EXERCISE BRIEF
Which lines below hold the word "敢于挑战"? Copy all of them.

[Dataset rows]
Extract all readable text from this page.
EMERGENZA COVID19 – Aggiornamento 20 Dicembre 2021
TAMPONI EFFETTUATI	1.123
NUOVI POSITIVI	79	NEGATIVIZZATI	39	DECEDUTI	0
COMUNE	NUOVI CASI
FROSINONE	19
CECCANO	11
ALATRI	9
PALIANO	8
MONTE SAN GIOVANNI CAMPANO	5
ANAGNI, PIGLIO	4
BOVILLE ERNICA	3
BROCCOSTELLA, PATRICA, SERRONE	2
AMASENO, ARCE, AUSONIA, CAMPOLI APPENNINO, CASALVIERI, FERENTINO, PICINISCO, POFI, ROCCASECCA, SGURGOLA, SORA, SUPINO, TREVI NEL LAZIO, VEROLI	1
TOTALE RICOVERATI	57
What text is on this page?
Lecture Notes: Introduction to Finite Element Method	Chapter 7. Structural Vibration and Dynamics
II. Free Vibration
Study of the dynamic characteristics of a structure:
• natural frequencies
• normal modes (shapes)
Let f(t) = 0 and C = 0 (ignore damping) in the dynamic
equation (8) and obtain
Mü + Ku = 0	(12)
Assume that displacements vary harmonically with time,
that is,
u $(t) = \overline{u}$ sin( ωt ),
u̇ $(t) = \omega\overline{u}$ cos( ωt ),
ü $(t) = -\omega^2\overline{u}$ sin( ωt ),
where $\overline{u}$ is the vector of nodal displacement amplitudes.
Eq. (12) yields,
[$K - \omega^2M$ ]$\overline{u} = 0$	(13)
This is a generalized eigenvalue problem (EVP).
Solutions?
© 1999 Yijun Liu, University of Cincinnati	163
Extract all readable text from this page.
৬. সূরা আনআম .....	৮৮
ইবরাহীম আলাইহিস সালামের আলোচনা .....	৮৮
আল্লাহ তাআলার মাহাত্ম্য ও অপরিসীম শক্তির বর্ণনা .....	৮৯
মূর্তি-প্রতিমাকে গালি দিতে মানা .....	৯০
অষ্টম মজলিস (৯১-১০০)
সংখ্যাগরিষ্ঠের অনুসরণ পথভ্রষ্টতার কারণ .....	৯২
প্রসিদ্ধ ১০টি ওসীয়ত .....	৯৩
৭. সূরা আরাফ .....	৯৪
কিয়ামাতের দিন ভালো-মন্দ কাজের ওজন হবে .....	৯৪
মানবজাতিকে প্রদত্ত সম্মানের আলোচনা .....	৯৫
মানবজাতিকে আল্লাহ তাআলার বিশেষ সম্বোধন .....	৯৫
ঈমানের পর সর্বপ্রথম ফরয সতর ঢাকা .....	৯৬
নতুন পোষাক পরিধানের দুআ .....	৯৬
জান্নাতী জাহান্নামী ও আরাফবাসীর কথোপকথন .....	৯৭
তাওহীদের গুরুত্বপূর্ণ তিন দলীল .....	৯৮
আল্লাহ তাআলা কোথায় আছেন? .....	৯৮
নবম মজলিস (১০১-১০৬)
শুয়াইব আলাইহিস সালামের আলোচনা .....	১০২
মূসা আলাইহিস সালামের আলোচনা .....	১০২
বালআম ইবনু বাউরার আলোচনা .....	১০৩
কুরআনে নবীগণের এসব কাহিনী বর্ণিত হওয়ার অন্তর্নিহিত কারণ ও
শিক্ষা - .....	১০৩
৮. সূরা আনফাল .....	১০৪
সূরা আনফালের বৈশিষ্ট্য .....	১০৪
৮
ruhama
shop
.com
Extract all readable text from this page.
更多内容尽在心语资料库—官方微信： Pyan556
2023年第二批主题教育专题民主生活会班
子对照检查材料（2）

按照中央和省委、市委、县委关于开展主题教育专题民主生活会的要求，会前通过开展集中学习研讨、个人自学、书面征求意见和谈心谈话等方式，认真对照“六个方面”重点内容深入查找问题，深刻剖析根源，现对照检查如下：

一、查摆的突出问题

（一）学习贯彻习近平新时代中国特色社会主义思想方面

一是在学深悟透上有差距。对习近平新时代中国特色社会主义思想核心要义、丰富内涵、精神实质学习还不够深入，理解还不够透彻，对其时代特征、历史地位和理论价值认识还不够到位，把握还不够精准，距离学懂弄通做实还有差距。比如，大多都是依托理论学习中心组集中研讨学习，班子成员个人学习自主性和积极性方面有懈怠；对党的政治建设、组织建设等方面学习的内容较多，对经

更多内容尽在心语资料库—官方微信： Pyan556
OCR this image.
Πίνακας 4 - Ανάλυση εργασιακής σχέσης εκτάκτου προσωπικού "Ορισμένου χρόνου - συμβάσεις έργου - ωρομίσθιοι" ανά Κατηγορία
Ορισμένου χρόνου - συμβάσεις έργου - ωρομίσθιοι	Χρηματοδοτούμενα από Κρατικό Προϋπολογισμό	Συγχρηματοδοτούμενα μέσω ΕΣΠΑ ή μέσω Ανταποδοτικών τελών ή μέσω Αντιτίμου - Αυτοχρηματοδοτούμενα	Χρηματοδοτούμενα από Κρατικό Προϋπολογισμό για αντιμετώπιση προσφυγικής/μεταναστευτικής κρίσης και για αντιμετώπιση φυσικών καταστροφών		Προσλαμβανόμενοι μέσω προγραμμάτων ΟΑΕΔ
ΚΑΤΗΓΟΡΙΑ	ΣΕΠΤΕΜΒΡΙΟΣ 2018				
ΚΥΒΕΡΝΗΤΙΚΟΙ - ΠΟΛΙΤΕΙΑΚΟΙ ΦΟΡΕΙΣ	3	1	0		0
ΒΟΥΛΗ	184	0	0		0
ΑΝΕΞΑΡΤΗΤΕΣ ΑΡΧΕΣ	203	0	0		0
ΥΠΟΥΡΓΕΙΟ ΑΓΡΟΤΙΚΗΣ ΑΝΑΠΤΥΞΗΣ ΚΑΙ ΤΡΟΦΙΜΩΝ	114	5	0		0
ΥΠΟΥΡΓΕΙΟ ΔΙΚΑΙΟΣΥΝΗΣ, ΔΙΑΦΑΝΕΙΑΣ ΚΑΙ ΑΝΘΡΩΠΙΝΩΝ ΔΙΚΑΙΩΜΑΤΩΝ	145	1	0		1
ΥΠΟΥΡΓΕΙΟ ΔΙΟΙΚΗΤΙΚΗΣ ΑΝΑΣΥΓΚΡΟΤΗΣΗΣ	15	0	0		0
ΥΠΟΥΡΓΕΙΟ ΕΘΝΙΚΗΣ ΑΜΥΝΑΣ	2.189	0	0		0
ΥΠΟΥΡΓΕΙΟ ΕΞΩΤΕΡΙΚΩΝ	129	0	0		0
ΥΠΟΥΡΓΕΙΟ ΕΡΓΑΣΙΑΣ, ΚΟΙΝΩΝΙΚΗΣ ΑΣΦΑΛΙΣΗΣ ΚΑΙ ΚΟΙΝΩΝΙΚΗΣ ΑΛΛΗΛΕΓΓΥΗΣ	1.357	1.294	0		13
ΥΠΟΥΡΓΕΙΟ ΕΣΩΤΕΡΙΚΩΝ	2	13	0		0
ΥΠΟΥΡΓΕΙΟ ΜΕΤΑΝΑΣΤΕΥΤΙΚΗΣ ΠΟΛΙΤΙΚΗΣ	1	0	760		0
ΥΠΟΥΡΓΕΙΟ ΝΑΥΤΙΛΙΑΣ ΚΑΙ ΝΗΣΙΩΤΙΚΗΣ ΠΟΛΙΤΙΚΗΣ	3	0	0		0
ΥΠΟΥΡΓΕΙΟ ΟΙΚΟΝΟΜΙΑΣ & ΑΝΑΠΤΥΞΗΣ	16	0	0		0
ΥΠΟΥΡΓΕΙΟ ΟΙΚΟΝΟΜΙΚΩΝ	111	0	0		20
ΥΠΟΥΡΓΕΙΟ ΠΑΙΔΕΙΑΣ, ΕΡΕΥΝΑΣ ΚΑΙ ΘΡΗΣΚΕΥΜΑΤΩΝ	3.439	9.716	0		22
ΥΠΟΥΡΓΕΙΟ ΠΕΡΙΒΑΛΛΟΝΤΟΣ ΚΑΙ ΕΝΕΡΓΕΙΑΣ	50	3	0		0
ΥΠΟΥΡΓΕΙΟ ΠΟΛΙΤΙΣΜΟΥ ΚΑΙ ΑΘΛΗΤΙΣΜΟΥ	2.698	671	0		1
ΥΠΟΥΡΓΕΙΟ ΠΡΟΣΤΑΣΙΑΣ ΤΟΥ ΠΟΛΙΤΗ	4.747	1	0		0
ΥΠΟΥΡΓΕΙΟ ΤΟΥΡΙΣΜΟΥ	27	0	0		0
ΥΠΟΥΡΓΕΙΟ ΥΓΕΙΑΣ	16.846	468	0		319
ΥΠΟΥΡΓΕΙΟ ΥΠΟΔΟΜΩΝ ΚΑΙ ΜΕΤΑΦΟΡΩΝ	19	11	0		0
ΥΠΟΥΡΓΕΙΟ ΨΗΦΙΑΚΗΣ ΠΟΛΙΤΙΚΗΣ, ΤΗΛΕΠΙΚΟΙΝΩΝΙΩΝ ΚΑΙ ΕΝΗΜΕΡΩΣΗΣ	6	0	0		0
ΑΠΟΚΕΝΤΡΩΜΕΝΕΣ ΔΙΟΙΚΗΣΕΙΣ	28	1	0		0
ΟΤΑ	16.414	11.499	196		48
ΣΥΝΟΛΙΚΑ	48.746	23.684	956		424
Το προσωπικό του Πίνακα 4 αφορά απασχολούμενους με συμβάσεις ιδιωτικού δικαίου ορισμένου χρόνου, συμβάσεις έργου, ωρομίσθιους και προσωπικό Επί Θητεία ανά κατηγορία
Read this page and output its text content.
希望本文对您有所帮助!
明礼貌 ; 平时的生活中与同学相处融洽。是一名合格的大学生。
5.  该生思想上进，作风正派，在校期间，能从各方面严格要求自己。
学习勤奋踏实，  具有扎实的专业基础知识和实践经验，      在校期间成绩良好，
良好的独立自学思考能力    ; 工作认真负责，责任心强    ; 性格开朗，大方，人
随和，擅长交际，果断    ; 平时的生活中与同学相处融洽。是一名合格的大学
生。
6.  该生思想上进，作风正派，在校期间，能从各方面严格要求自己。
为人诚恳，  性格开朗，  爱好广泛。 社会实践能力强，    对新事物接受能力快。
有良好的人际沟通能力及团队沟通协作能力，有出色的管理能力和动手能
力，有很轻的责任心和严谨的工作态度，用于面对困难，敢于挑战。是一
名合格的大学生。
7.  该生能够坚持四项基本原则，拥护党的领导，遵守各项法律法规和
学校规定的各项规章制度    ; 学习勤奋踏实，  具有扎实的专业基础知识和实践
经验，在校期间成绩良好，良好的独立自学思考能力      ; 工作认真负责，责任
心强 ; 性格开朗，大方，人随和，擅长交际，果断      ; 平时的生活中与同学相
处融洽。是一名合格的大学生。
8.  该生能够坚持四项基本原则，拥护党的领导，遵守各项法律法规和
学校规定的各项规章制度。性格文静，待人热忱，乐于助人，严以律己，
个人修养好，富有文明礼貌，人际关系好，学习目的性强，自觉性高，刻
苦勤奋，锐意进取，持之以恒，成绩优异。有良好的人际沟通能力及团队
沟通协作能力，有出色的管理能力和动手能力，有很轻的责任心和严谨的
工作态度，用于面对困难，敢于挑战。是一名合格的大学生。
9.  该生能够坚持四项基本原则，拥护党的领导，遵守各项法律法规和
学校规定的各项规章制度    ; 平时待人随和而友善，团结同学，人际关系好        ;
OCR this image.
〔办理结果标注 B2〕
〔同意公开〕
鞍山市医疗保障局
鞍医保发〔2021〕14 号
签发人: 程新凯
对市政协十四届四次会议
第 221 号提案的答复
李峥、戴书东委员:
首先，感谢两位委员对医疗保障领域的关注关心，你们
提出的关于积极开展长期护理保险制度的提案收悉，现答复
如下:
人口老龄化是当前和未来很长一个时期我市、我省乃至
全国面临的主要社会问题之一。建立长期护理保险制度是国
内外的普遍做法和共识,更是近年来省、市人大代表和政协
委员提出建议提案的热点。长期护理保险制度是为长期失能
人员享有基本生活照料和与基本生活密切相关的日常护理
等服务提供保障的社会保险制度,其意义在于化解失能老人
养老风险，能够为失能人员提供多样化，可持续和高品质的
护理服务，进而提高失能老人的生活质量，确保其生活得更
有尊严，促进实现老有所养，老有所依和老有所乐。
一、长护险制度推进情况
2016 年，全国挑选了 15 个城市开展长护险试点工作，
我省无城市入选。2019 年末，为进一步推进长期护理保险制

RESULT OF THE EXERCISE
力，有很轻的责任心和严谨的工作态度，用于面对困难，敢于挑战。是一
工作态度，用于面对困难，敢于挑战。是一名合格的大学生。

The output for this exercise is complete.